Entries from a visual dataset
========

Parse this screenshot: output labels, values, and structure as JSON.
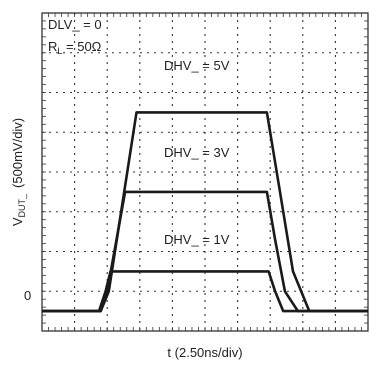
{
  "chart_data": {
    "type": "line",
    "x_unit_label": "t (2.50ns/div)",
    "y_unit_label": "(500mV/div)",
    "y_symbol": "V",
    "y_symbol_sub": "DUT_",
    "zero_label": "0",
    "conditions": {
      "line1": "DLV_ = 0",
      "line2_symbol": "R",
      "line2_sub": "L",
      "line2_value": " = 50Ω"
    },
    "grid": true,
    "x_divisions": 10,
    "y_divisions": 8,
    "xlim": [
      0,
      10
    ],
    "ylim": [
      -0.5,
      7.5
    ],
    "series": [
      {
        "name": "DHV_ = 5V",
        "x": [
          0,
          1.8,
          2.05,
          2.9,
          6.9,
          7.3,
          7.7,
          8.2,
          10
        ],
        "y": [
          0,
          0,
          0.5,
          5.0,
          5.0,
          3.0,
          1.0,
          0,
          0
        ]
      },
      {
        "name": "DHV_ = 3V",
        "x": [
          0,
          1.8,
          2.0,
          2.55,
          6.9,
          7.15,
          7.45,
          7.85,
          10
        ],
        "y": [
          0,
          0,
          0.5,
          3.0,
          3.0,
          1.8,
          0.5,
          0,
          0
        ]
      },
      {
        "name": "DHV_ = 1V",
        "x": [
          0,
          1.75,
          1.95,
          2.1,
          6.95,
          7.15,
          7.4,
          10
        ],
        "y": [
          0,
          0,
          0.5,
          1.0,
          1.0,
          0.5,
          0,
          0
        ]
      }
    ]
  }
}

========

[Task] What is needed is an exact reproduction of the data, pictures excluded.

[Exercise answer]
Parse this screenshot: output labels, values, and structure as JSON.
{
  "chart_data": {
    "type": "line",
    "x_unit_label": "t (2.50ns/div)",
    "y_unit_label": "(500mV/div)",
    "y_symbol": "V",
    "y_symbol_sub": "DUT_",
    "zero_label": "0",
    "conditions": {
      "line1": "DLV_ = 0",
      "line2_symbol": "R",
      "line2_sub": "L",
      "line2_value": " = 50Ω"
    },
    "grid": true,
    "x_divisions": 10,
    "y_divisions": 8,
    "xlim": [
      0,
      10
    ],
    "ylim": [
      -0.5,
      7.5
    ],
    "series": [
      {
        "name": "DHV_ = 5V",
        "x": [
          0,
          1.8,
          2.05,
          2.9,
          6.9,
          7.3,
          7.7,
          8.2,
          10
        ],
        "y": [
          0,
          0,
          0.5,
          5.0,
          5.0,
          3.0,
          1.0,
          0,
          0
        ]
      },
      {
        "name": "DHV_ = 3V",
        "x": [
          0,
          1.8,
          2.0,
          2.55,
          6.9,
          7.15,
          7.45,
          7.85,
          10
        ],
        "y": [
          0,
          0,
          0.5,
          3.0,
          3.0,
          1.8,
          0.5,
          0,
          0
        ]
      },
      {
        "name": "DHV_ = 1V",
        "x": [
          0,
          1.75,
          1.95,
          2.1,
          6.95,
          7.15,
          7.4,
          10
        ],
        "y": [
          0,
          0,
          0.5,
          1.0,
          1.0,
          0.5,
          0,
          0
        ]
      }
    ]
  }
}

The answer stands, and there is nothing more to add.